(Entries with figure data)
+===+

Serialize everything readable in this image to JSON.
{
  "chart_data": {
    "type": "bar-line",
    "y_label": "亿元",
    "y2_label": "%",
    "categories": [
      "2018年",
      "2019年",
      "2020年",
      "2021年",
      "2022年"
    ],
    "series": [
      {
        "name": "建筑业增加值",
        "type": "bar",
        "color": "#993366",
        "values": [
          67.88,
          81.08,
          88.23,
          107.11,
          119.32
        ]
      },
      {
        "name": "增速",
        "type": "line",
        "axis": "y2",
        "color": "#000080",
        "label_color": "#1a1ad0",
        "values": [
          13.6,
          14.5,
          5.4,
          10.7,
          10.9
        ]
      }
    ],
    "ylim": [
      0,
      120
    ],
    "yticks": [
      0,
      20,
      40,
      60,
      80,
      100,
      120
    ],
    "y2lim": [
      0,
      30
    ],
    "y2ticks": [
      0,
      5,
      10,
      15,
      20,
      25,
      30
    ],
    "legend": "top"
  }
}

+===+

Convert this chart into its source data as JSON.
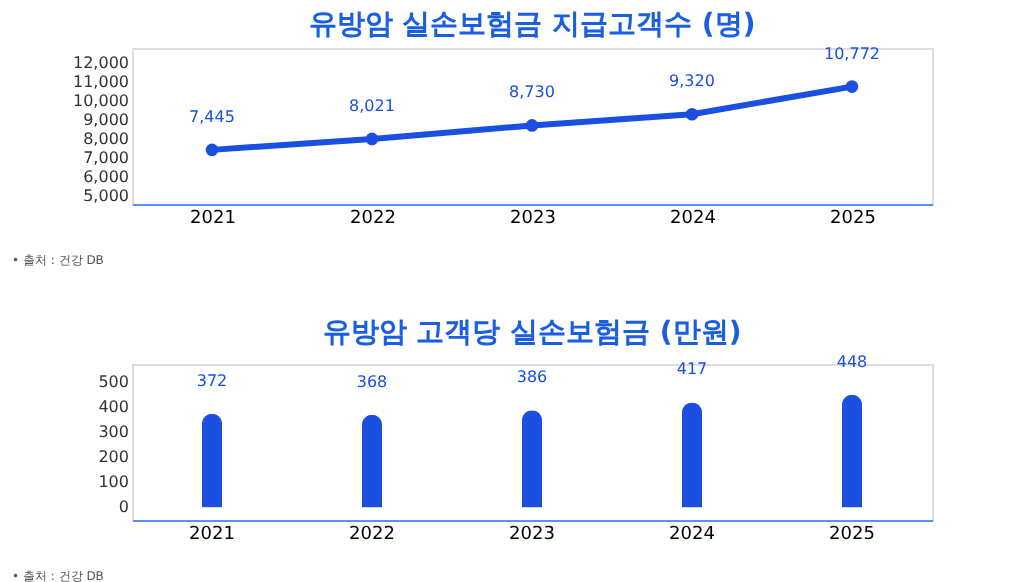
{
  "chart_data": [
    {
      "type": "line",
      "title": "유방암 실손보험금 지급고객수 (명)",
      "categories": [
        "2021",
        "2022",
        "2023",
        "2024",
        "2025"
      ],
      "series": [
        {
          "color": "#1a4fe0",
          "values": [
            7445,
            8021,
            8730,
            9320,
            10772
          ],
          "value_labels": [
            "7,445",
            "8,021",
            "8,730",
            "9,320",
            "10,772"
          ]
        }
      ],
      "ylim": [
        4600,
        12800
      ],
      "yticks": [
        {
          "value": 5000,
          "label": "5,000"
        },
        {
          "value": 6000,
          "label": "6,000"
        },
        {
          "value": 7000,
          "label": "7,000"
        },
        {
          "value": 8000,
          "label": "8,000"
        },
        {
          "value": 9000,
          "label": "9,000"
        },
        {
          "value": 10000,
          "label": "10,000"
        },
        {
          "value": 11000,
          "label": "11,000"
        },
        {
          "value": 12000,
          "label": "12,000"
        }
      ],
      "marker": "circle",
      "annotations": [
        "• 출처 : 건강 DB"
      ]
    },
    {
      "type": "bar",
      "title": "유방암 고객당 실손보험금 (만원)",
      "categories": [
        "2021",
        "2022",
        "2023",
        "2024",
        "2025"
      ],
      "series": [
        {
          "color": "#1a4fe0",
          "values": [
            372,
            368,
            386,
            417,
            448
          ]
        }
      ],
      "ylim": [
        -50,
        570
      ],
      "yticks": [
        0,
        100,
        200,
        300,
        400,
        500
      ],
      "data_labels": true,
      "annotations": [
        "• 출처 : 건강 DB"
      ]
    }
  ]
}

+===+

For the listing above, identify each line bearing "title".

_Problem solution_.
      "title": "유방암 실손보험금 지급고객수 (명)",
      "title": "유방암 고객당 실손보험금 (만원)",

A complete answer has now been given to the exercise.